Task goal » From the line with "Output each element" up to and including the line with "volume-bar: [956, 389, 962, 400]", output only those lines as a Markdown table with the columns Row and Line, leaving out any blank lines.

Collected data
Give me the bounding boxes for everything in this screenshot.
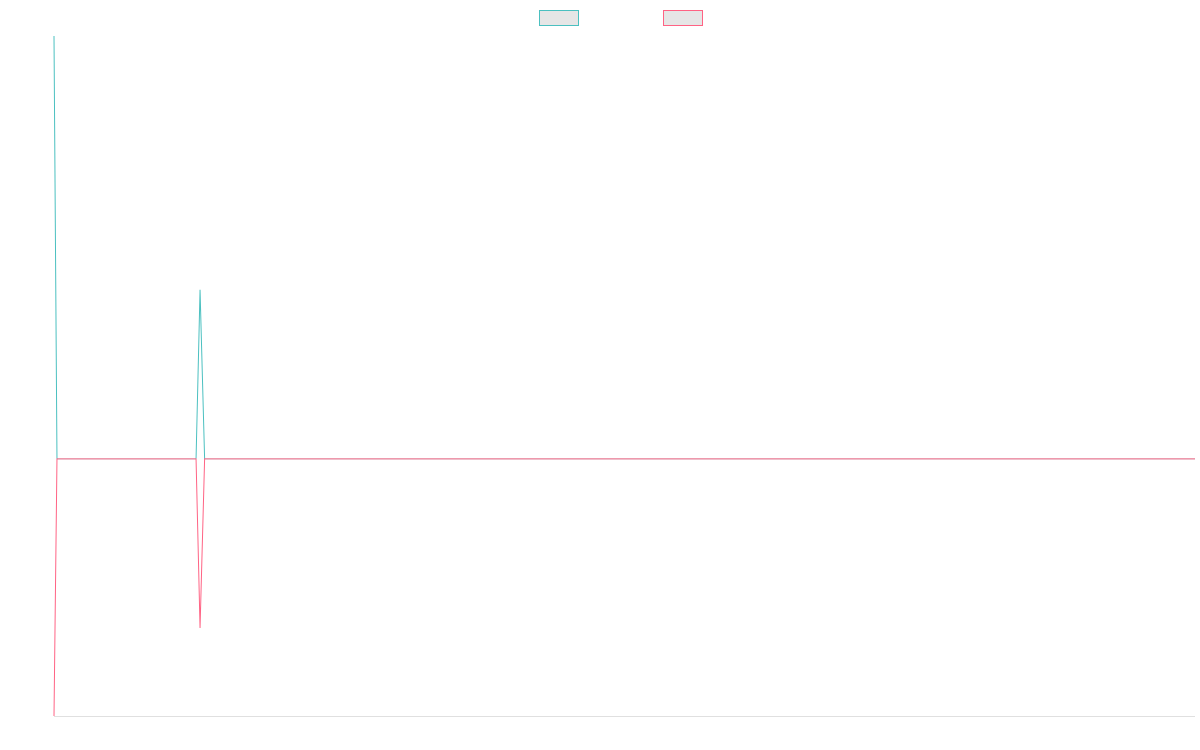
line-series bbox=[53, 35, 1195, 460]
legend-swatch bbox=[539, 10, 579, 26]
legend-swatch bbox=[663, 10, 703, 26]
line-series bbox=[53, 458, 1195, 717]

* * *

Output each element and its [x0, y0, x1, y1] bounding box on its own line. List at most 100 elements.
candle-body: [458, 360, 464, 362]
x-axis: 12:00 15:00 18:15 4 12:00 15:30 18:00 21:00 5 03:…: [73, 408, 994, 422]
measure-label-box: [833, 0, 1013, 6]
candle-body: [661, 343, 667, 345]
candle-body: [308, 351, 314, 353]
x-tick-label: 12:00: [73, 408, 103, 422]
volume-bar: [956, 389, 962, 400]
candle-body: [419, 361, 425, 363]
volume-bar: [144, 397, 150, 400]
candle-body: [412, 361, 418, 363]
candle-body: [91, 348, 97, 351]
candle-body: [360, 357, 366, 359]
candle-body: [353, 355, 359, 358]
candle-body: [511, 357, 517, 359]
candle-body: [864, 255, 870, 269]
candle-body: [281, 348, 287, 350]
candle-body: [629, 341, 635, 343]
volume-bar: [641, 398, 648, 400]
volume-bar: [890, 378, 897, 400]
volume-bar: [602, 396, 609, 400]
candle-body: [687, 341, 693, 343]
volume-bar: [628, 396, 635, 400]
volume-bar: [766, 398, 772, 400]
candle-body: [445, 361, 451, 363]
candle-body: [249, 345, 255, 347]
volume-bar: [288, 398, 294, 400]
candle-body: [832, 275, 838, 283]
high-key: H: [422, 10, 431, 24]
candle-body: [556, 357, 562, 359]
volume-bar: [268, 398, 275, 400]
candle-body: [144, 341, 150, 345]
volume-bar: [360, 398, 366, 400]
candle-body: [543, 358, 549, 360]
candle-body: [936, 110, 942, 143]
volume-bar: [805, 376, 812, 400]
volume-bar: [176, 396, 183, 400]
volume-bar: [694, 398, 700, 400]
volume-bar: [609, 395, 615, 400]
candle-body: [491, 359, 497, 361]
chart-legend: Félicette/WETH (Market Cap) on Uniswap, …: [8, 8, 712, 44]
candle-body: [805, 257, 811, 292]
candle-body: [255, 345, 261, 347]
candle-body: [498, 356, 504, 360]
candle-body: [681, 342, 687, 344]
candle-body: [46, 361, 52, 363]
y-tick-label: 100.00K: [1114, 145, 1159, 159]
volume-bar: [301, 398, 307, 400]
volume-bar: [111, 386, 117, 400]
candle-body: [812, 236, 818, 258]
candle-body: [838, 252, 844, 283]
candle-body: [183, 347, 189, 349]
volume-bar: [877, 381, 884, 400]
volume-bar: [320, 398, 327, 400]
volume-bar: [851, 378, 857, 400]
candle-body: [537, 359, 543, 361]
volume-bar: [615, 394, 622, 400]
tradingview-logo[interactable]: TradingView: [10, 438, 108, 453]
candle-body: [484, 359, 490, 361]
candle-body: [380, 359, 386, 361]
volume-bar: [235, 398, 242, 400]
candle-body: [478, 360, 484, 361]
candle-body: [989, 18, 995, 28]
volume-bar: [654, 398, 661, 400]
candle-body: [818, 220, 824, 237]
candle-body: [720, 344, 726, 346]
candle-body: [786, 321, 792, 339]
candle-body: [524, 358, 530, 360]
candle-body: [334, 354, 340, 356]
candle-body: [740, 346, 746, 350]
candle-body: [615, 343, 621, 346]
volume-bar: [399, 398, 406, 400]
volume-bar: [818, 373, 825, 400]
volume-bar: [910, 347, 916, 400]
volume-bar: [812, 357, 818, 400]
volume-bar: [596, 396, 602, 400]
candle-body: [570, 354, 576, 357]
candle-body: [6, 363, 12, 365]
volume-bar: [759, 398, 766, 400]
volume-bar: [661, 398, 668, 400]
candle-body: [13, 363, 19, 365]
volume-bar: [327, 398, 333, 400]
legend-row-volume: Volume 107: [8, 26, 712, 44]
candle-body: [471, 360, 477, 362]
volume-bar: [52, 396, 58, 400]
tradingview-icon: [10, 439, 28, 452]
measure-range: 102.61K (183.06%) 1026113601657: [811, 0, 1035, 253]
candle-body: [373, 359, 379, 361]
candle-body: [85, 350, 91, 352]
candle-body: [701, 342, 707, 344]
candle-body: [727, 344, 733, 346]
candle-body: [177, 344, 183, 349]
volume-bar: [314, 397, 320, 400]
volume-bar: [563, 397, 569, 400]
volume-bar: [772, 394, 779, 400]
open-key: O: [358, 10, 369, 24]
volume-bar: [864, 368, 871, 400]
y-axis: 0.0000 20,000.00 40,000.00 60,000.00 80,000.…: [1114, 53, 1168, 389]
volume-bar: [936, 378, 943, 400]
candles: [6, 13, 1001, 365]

---

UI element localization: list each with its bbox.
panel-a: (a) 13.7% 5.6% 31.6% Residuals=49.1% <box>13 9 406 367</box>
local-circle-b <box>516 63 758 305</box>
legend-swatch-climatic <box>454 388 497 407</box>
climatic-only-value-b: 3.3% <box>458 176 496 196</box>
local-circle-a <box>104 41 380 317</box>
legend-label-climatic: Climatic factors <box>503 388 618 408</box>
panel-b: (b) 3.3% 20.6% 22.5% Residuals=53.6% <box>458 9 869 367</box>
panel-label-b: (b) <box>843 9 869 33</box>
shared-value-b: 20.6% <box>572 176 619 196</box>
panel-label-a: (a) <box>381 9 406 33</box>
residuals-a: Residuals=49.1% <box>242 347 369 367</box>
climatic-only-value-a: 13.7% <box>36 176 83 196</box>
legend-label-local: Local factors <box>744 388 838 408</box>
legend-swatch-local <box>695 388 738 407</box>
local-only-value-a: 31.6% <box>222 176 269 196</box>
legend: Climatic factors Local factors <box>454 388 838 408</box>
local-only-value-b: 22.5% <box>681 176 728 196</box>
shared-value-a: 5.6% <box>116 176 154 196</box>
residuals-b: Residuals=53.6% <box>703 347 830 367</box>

Exercise result »
| Row | Line |
|---|---|
| 1 | Output each element and its [x0, y0, x1, y1] bounding box on its own line. List at most 100 elements. |
| 2 | candle-body: [458, 360, 464, 362] |
| 3 | x-axis: 12:00 15:00 18:15 4 12:00 15:30 18:00 21:00 5 03:…: [73, 408, 994, 422] |
| 4 | measure-label-box: [833, 0, 1013, 6] |
| 5 | candle-body: [661, 343, 667, 345] |
| 6 | candle-body: [308, 351, 314, 353] |
| 7 | x-tick-label: 12:00: [73, 408, 103, 422] |
| 8 | volume-bar: [956, 389, 962, 400] |